### Short task
Every line from the one with "Extract all readable text from this page." through the end of the entries below should be written out exactly; the pictures should not.

Collected data entries

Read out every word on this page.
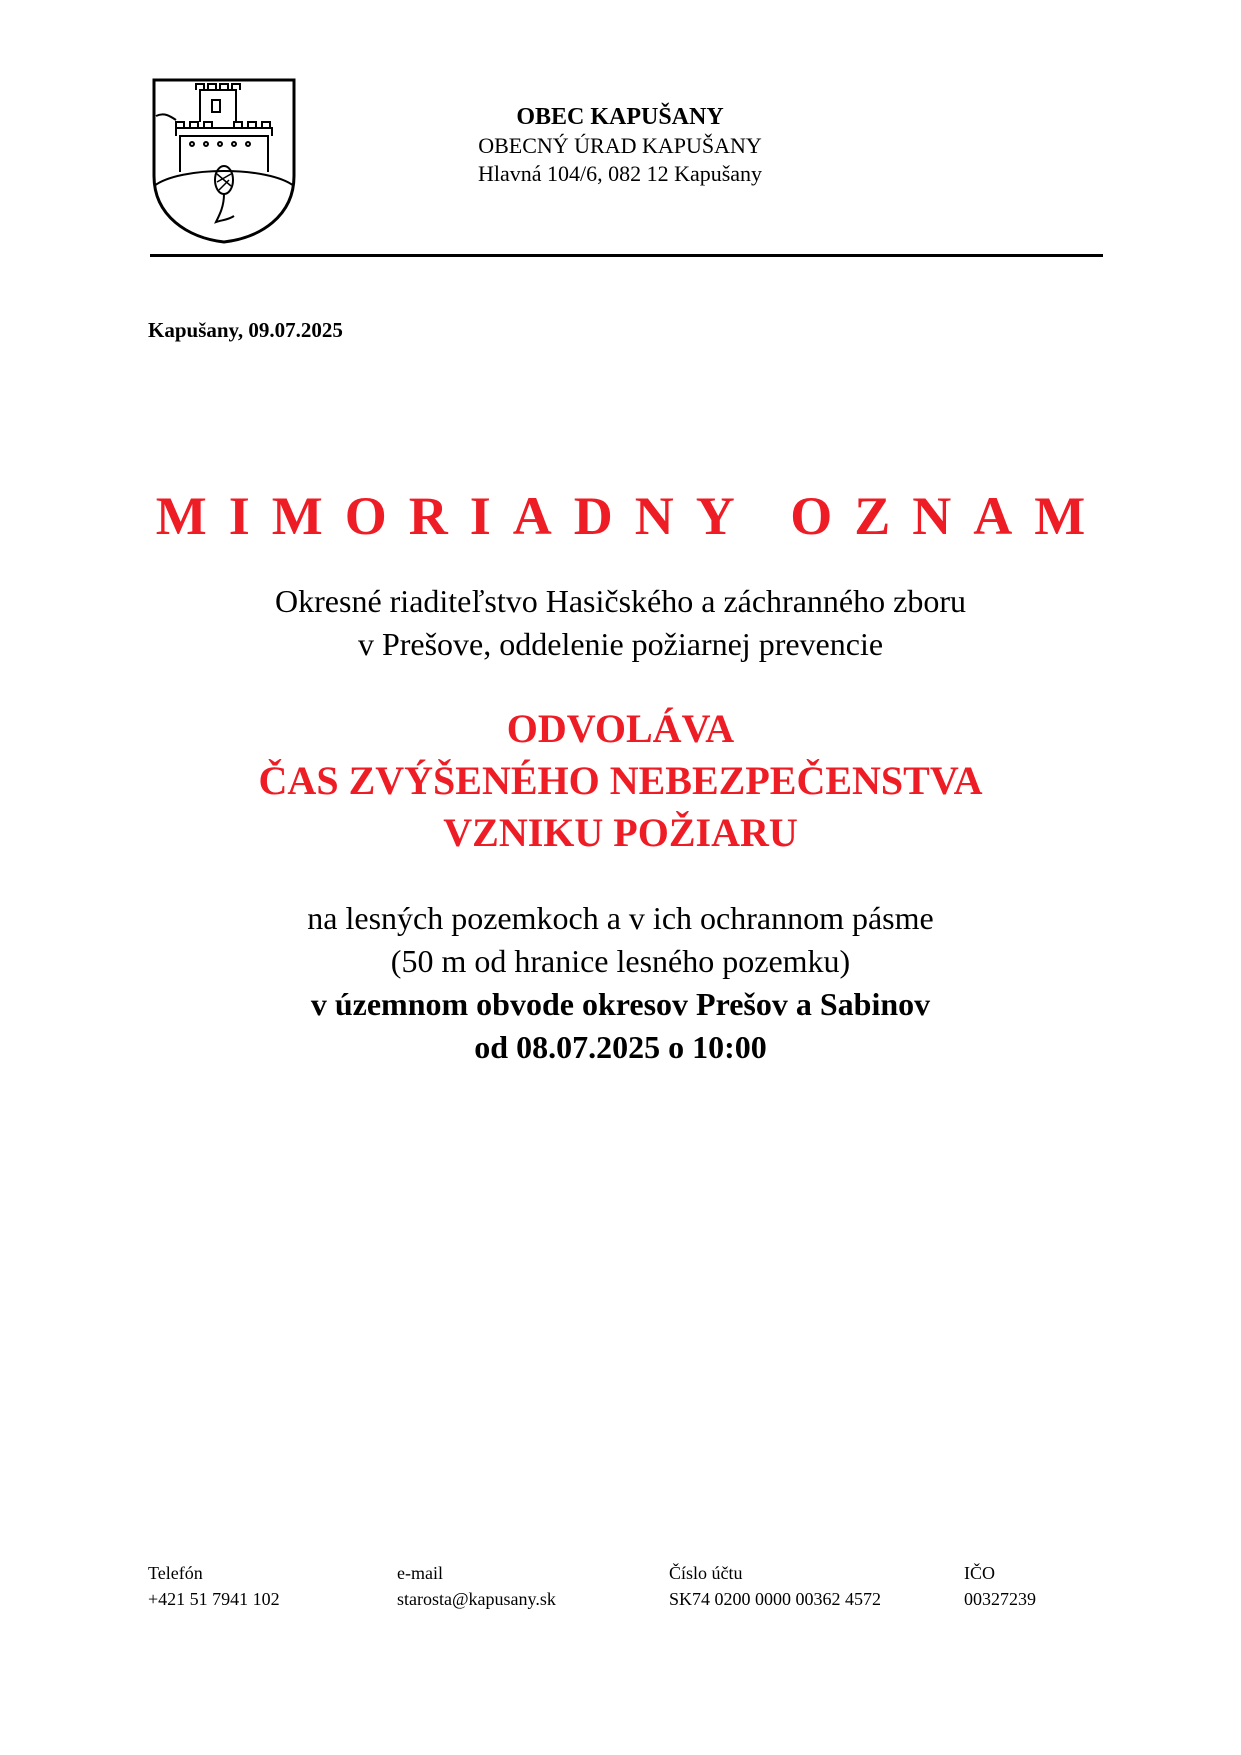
OBEC KAPUŠANY
OBECNÝ ÚRAD KAPUŠANY
Hlavná 104/6, 082 12 Kapušany
Kapušany, 09.07.2025
MIMORIADNY OZNAM
Okresné riaditeľstvo Hasičského a záchranného zboru
v Prešove, oddelenie požiarnej prevencie
ODVOLÁVA
ČAS ZVÝŠENÉHO NEBEZPEČENSTVA
VZNIKU POŽIARU
na lesných pozemkoch a v ich ochrannom pásme
(50 m od hranice lesného pozemku)
v územnom obvode okresov Prešov a Sabinov
od 08.07.2025 o 10:00
Telefón
+421 51 7941 102
e-mail
starosta@kapusany.sk
Číslo účtu
SK74 0200 0000 00362 4572
IČO
00327239
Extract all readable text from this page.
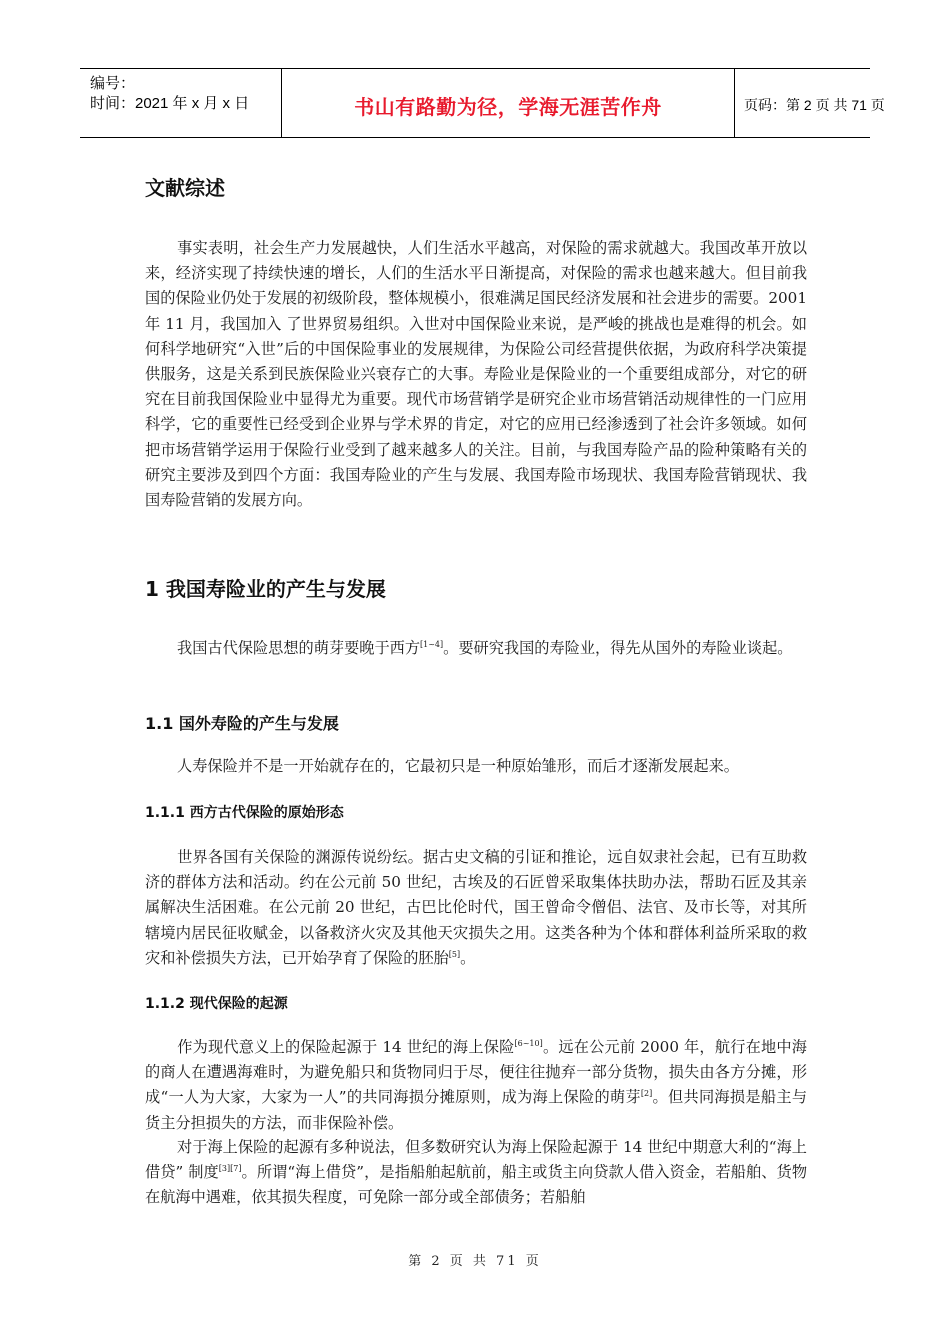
编号：
时间：2021 年 x 月 x 日	书山有路勤为径，学海无涯苦作舟	页码：第 2 页 共 71 页
文献综述
事实表明，社会生产力发展越快，人们生活水平越高，对保险的需求就越大。我国改革开放以来，经济实现了持续快速的增长，人们的生活水平日渐提高，对保险的需求也越来越大。但目前我国的保险业仍处于发展的初级阶段，整体规模小，很难满足国民经济发展和社会进步的需要。2001 年 11 月，我国加入 了世界贸易组织。入世对中国保险业来说，是严峻的挑战也是难得的机会。如何科学地研究“入世”后的中国保险事业的发展规律，为保险公司经营提供依据，为政府科学决策提供服务，这是关系到民族保险业兴衰存亡的大事。寿险业是保险业的一个重要组成部分，对它的研究在目前我国保险业中显得尤为重要。现代市场营销学是研究企业市场营销活动规律性的一门应用科学，它的重要性已经受到企业界与学术界的肯定，对它的应用已经渗透到了社会许多领域。如何把市场营销学运用于保险行业受到了越来越多人的关注。目前，与我国寿险产品的险种策略有关的研究主要涉及到四个方面：我国寿险业的产生与发展、我国寿险市场现状、我国寿险营销现状、我国寿险营销的发展方向。
1 我国寿险业的产生与发展
我国古代保险思想的萌芽要晚于西方[1~4]。要研究我国的寿险业，得先从国外的寿险业谈起。
1.1 国外寿险的产生与发展
人寿保险并不是一开始就存在的，它最初只是一种原始雏形，而后才逐渐发展起来。
1.1.1 西方古代保险的原始形态
世界各国有关保险的渊源传说纷纭。据古史文稿的引证和推论，远自奴隶社会起，已有互助救济的群体方法和活动。约在公元前 50 世纪，古埃及的石匠曾采取集体扶助办法，帮助石匠及其亲属解决生活困难。在公元前 20 世纪，古巴比伦时代，国王曾命令僧侣、法官、及市长等，对其所辖境内居民征收赋金，以备救济火灾及其他天灾损失之用。这类各种为个体和群体利益所采取的救灾和补偿损失方法，已开始孕育了保险的胚胎[5]。
1.1.2 现代保险的起源
作为现代意义上的保险起源于 14 世纪的海上保险[6~10]。远在公元前 2000 年，航行在地中海的商人在遭遇海难时，为避免船只和货物同归于尽，便往往抛弃一部分货物，损失由各方分摊，形成“一人为大家，大家为一人”的共同海损分摊原则，成为海上保险的萌芽[2]。但共同海损是船主与货主分担损失的方法，而非保险补偿。
对于海上保险的起源有多种说法，但多数研究认为海上保险起源于 14 世纪中期意大利的“海上借贷” 制度[3][7]。所谓“海上借贷”，是指船舶起航前，船主或货主向贷款人借入资金，若船舶、货物在航海中遇难，依其损失程度，可免除一部分或全部债务；若船舶
第 2 页 共 71 页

### Task solution
Extract all readable text from this page.
编号：
时间：2021 年 x 月 x 日	书山有路勤为径，学海无涯苦作舟	页码：第 2 页 共 71 页
文献综述
事实表明，社会生产力发展越快，人们生活水平越高，对保险的需求就越大。我国改革开放以来，经济实现了持续快速的增长，人们的生活水平日渐提高，对保险的需求也越来越大。但目前我国的保险业仍处于发展的初级阶段，整体规模小，很难满足国民经济发展和社会进步的需要。2001 年 11 月，我国加入 了世界贸易组织。入世对中国保险业来说，是严峻的挑战也是难得的机会。如何科学地研究“入世”后的中国保险事业的发展规律，为保险公司经营提供依据，为政府科学决策提供服务，这是关系到民族保险业兴衰存亡的大事。寿险业是保险业的一个重要组成部分，对它的研究在目前我国保险业中显得尤为重要。现代市场营销学是研究企业市场营销活动规律性的一门应用科学，它的重要性已经受到企业界与学术界的肯定，对它的应用已经渗透到了社会许多领域。如何把市场营销学运用于保险行业受到了越来越多人的关注。目前，与我国寿险产品的险种策略有关的研究主要涉及到四个方面：我国寿险业的产生与发展、我国寿险市场现状、我国寿险营销现状、我国寿险营销的发展方向。
1 我国寿险业的产生与发展
我国古代保险思想的萌芽要晚于西方[1~4]。要研究我国的寿险业，得先从国外的寿险业谈起。
1.1 国外寿险的产生与发展
人寿保险并不是一开始就存在的，它最初只是一种原始雏形，而后才逐渐发展起来。
1.1.1 西方古代保险的原始形态
世界各国有关保险的渊源传说纷纭。据古史文稿的引证和推论，远自奴隶社会起，已有互助救济的群体方法和活动。约在公元前 50 世纪，古埃及的石匠曾采取集体扶助办法，帮助石匠及其亲属解决生活困难。在公元前 20 世纪，古巴比伦时代，国王曾命令僧侣、法官、及市长等，对其所辖境内居民征收赋金，以备救济火灾及其他天灾损失之用。这类各种为个体和群体利益所采取的救灾和补偿损失方法，已开始孕育了保险的胚胎[5]。
1.1.2 现代保险的起源
作为现代意义上的保险起源于 14 世纪的海上保险[6~10]。远在公元前 2000 年，航行在地中海的商人在遭遇海难时，为避免船只和货物同归于尽，便往往抛弃一部分货物，损失由各方分摊，形成“一人为大家，大家为一人”的共同海损分摊原则，成为海上保险的萌芽[2]。但共同海损是船主与货主分担损失的方法，而非保险补偿。
对于海上保险的起源有多种说法，但多数研究认为海上保险起源于 14 世纪中期意大利的“海上借贷” 制度[3][7]。所谓“海上借贷”，是指船舶起航前，船主或货主向贷款人借入资金，若船舶、货物在航海中遇难，依其损失程度，可免除一部分或全部债务；若船舶
第 2 页 共 71 页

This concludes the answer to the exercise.